» WHAT THE TASK REQUIRES: All lines featuring the string "username" are to be listed.
-- BEGIN MATERIAL SHOWN --
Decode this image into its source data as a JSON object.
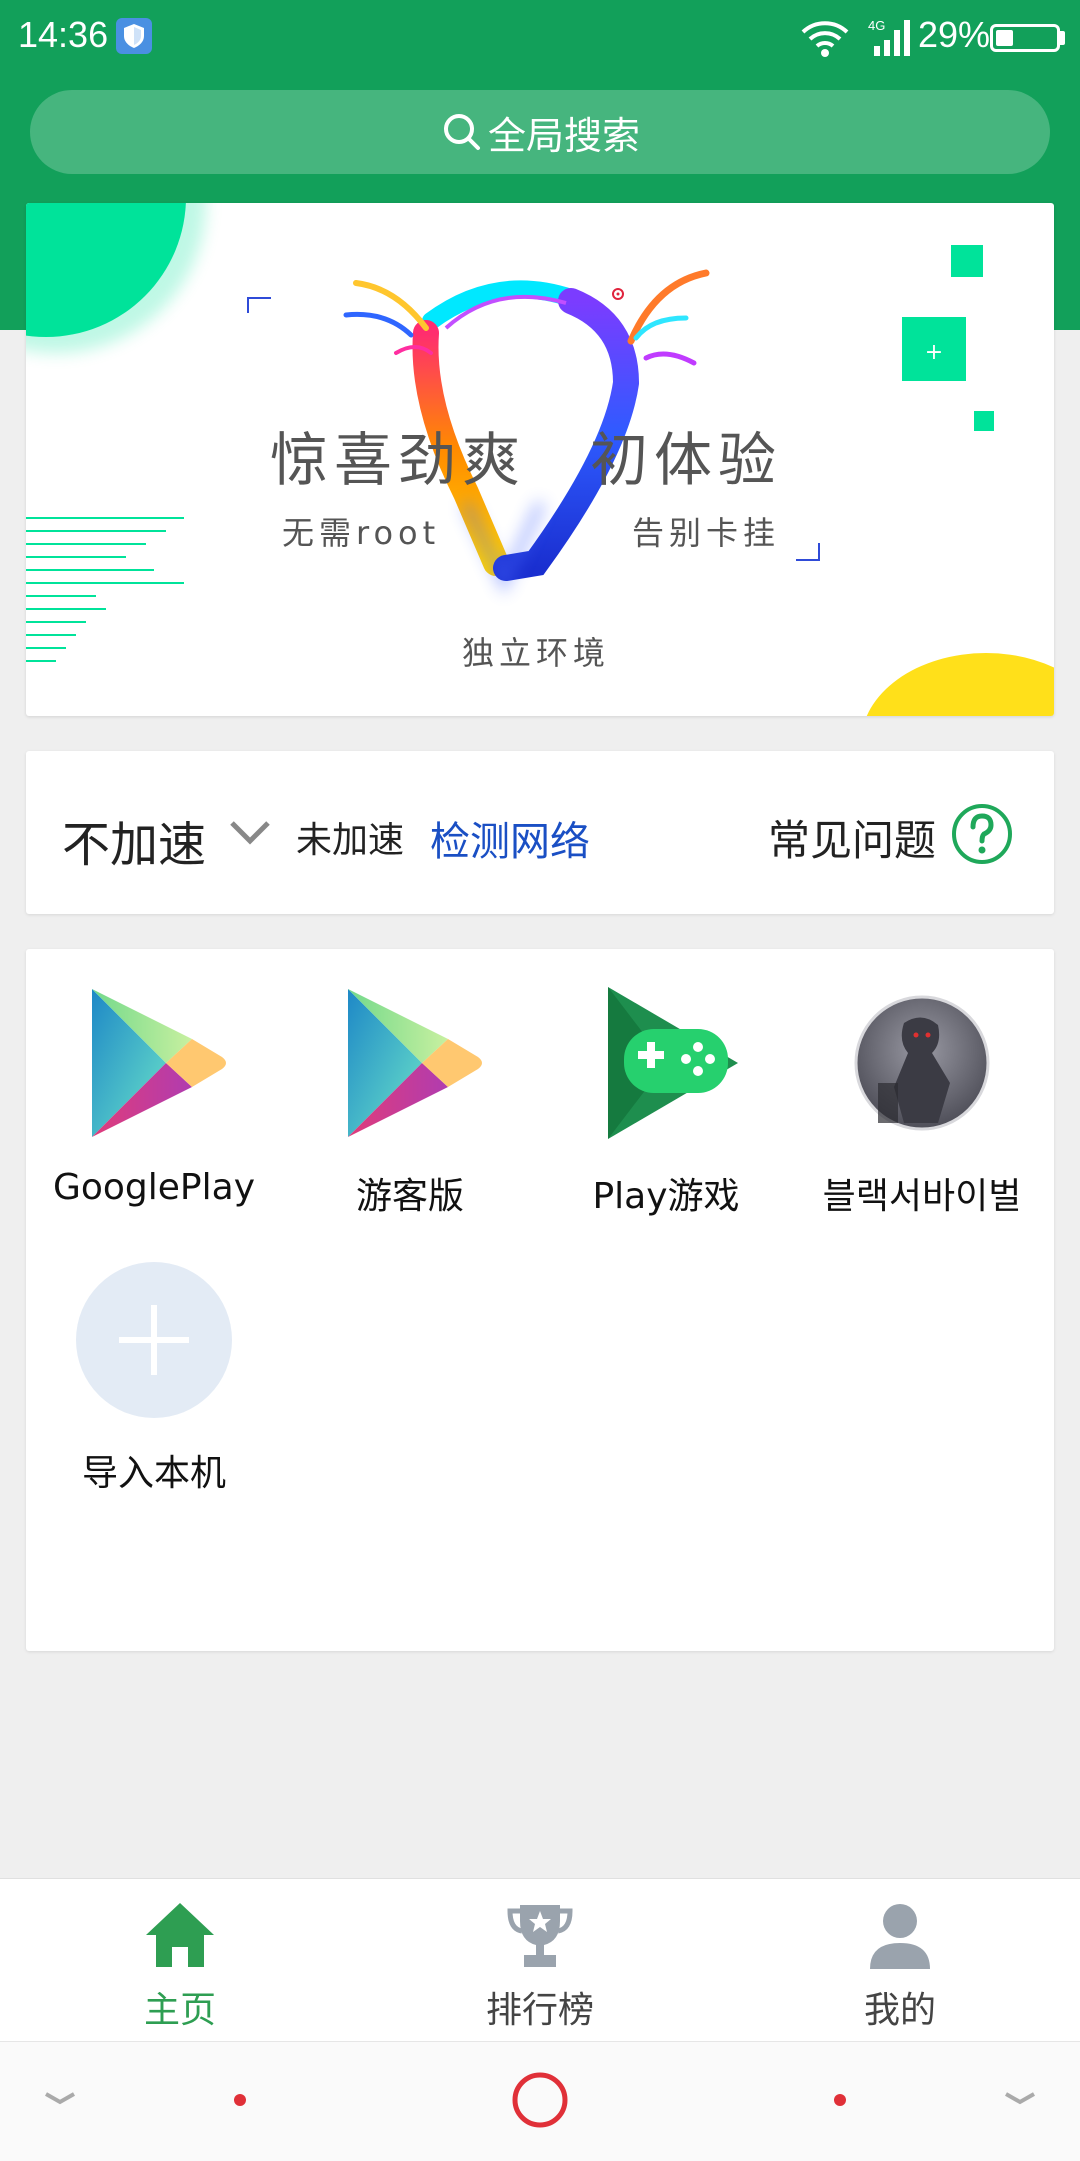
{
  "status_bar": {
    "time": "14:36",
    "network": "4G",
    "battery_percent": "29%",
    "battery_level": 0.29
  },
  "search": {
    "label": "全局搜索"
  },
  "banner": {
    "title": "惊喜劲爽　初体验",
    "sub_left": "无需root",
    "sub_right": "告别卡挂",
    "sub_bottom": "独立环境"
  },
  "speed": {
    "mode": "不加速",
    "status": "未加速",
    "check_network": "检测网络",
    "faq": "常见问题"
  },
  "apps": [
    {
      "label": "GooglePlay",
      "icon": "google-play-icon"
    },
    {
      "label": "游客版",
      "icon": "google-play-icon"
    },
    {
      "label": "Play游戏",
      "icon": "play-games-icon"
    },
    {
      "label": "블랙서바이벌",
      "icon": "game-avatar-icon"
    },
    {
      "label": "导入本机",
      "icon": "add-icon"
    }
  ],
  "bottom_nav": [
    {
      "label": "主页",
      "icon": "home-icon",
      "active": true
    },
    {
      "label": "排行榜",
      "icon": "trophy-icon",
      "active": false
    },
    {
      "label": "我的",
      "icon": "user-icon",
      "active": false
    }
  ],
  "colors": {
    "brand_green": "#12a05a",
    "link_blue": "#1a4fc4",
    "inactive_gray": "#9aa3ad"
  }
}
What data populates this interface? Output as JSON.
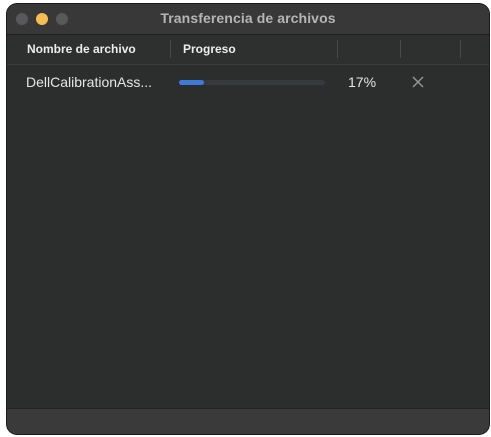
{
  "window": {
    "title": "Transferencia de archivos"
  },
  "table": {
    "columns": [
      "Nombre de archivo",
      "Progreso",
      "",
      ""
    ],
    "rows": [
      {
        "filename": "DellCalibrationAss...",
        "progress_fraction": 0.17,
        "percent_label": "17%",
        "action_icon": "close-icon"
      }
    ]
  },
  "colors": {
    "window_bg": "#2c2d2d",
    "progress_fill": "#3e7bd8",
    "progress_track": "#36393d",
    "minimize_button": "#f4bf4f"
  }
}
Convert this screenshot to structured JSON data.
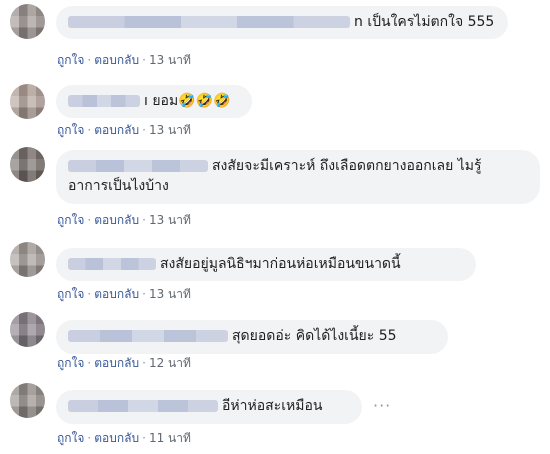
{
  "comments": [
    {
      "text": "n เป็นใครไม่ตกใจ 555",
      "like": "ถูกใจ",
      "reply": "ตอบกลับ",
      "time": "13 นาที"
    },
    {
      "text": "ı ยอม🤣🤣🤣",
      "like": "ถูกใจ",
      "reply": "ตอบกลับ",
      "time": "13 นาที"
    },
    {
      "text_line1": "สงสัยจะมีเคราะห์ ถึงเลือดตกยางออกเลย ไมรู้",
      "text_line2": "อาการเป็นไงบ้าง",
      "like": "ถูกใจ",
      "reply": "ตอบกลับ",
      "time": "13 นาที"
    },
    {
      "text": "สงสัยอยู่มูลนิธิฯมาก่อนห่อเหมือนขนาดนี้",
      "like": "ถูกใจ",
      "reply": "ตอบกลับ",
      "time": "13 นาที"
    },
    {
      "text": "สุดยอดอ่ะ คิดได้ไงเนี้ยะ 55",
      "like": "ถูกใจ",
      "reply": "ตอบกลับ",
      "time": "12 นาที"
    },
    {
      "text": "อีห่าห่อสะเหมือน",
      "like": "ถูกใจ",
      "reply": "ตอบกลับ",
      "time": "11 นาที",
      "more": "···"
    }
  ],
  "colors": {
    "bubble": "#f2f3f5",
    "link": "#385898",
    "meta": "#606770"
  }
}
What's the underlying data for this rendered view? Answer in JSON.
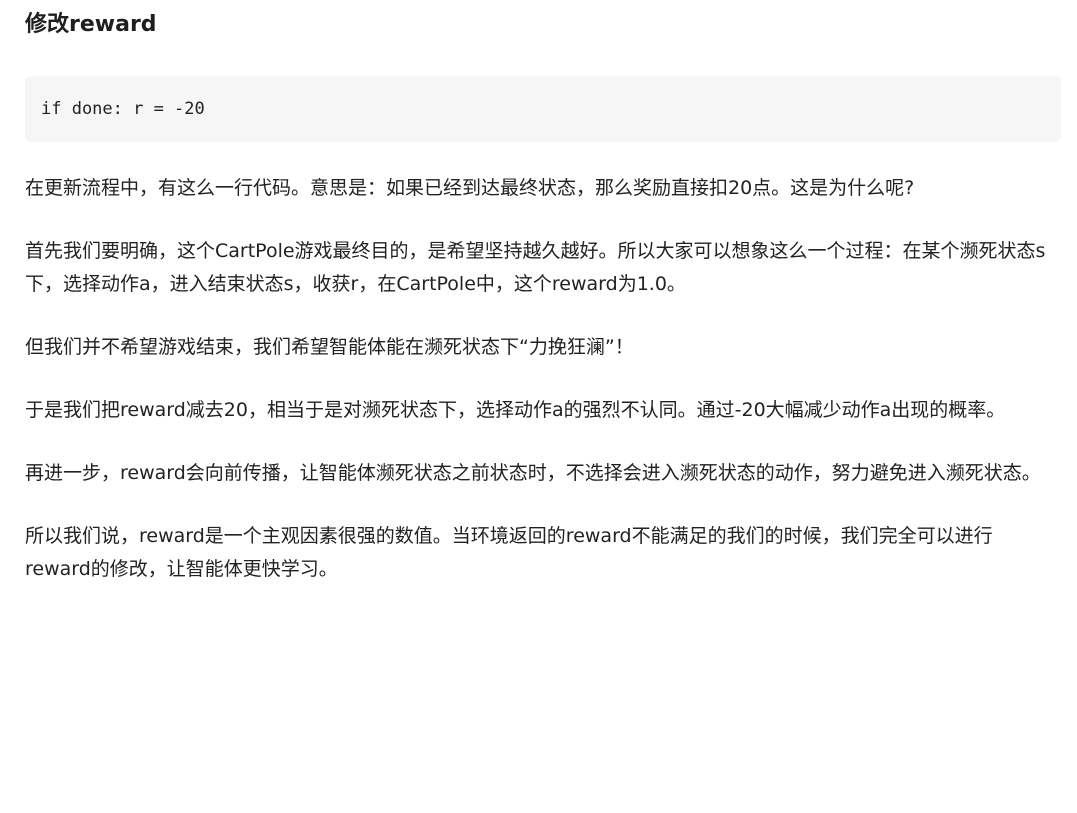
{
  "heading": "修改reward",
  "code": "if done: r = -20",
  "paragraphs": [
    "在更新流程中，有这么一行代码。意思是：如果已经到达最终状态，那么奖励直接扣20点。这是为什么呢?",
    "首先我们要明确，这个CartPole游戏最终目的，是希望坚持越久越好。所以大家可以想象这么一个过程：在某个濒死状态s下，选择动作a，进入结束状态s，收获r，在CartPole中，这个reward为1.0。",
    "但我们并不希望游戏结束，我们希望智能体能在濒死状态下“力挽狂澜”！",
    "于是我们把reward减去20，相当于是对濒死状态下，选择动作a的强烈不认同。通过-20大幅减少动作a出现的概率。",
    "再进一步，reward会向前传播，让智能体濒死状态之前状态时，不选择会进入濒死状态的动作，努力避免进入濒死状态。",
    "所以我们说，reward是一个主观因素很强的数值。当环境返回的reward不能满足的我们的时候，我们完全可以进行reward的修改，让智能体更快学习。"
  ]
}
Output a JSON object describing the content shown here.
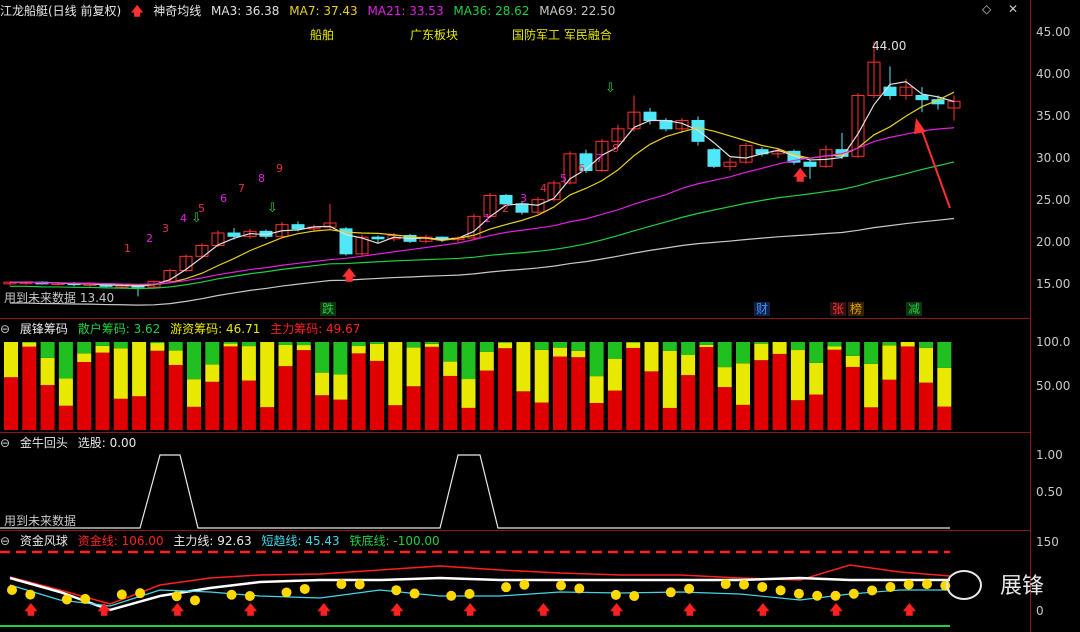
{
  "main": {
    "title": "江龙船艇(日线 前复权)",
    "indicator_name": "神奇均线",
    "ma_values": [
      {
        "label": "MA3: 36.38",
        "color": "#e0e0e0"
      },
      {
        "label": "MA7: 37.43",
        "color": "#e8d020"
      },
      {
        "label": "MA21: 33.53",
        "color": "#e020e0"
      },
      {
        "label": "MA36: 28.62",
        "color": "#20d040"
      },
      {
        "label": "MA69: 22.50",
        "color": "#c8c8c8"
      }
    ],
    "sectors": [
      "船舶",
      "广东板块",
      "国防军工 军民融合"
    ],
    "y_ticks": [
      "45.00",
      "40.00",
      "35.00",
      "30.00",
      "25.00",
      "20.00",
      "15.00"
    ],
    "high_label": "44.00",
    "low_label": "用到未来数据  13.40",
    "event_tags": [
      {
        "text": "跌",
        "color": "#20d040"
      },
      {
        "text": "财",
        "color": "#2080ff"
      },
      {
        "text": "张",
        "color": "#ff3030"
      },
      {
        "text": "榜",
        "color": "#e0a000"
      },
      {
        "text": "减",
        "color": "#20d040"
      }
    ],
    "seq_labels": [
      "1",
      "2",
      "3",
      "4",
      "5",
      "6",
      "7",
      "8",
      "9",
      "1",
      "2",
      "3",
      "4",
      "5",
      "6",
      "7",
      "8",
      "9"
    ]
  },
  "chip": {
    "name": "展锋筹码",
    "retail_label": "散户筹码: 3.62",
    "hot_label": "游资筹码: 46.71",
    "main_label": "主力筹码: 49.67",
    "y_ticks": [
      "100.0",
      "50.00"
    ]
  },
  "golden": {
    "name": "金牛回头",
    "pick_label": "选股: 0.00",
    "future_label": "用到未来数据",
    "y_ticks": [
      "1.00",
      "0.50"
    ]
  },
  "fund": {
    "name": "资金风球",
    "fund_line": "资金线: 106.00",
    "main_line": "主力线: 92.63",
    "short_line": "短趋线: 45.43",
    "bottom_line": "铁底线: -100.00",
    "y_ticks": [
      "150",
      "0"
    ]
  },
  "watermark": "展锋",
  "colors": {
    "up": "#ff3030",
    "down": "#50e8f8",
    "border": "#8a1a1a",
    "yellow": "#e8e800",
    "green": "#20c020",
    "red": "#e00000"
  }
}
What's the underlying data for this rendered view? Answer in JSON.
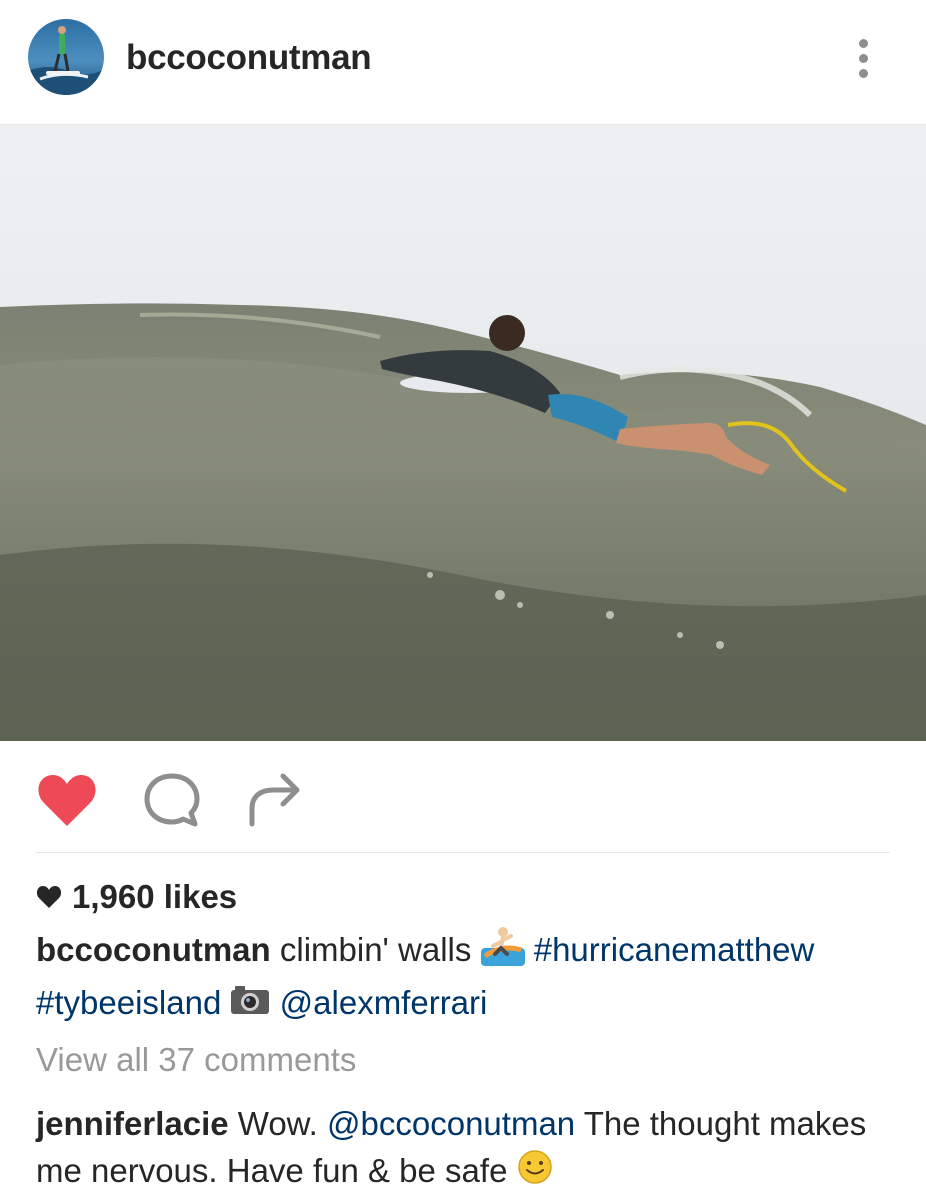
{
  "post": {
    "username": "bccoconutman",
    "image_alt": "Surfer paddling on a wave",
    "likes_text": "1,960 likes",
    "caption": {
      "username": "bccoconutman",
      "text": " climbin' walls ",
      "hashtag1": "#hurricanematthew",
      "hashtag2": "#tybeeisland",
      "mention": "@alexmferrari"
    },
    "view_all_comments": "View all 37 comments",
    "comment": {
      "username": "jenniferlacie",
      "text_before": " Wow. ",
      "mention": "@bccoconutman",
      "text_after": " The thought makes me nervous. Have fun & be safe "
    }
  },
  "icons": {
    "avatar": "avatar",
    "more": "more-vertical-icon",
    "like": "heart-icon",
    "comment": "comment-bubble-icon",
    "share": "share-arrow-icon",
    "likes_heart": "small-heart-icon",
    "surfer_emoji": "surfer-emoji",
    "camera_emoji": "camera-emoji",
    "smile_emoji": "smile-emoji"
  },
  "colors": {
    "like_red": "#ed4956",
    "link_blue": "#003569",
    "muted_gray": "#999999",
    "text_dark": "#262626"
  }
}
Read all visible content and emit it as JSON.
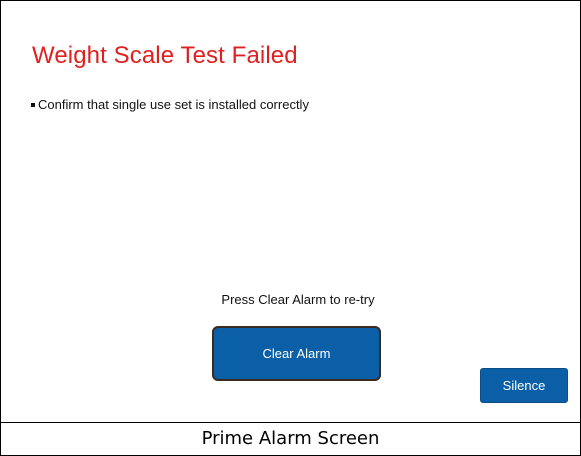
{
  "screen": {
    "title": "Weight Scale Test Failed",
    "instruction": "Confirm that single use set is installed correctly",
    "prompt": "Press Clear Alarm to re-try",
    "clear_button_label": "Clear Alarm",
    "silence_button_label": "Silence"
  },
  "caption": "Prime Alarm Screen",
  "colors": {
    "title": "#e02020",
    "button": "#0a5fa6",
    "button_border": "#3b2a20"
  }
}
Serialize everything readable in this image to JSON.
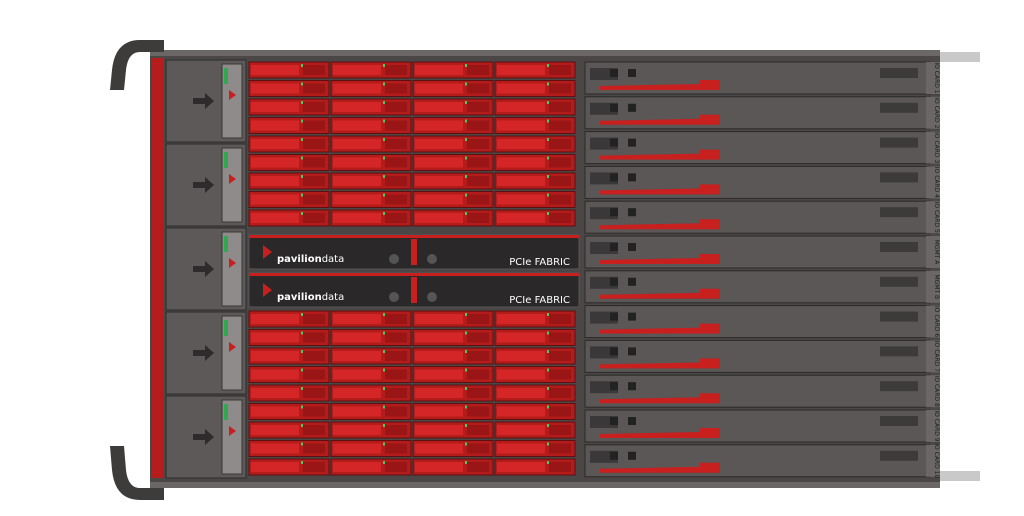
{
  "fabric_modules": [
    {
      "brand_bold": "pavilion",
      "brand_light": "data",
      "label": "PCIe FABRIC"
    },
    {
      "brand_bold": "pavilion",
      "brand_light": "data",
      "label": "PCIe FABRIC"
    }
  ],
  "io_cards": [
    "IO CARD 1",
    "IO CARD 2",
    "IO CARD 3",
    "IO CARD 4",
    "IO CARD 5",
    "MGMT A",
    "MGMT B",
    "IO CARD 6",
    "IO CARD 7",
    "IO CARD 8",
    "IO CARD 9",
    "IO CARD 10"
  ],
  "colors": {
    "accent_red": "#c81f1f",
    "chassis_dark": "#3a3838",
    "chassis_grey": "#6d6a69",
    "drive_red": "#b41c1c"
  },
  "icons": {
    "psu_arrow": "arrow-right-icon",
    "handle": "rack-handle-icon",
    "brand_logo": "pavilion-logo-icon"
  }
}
-- END MATERIAL SHOWN --
» REPLY TO THE TASK:
    "username": "bccoconutman",
      "username": "bccoconutman",
      "username": "jenniferlacie",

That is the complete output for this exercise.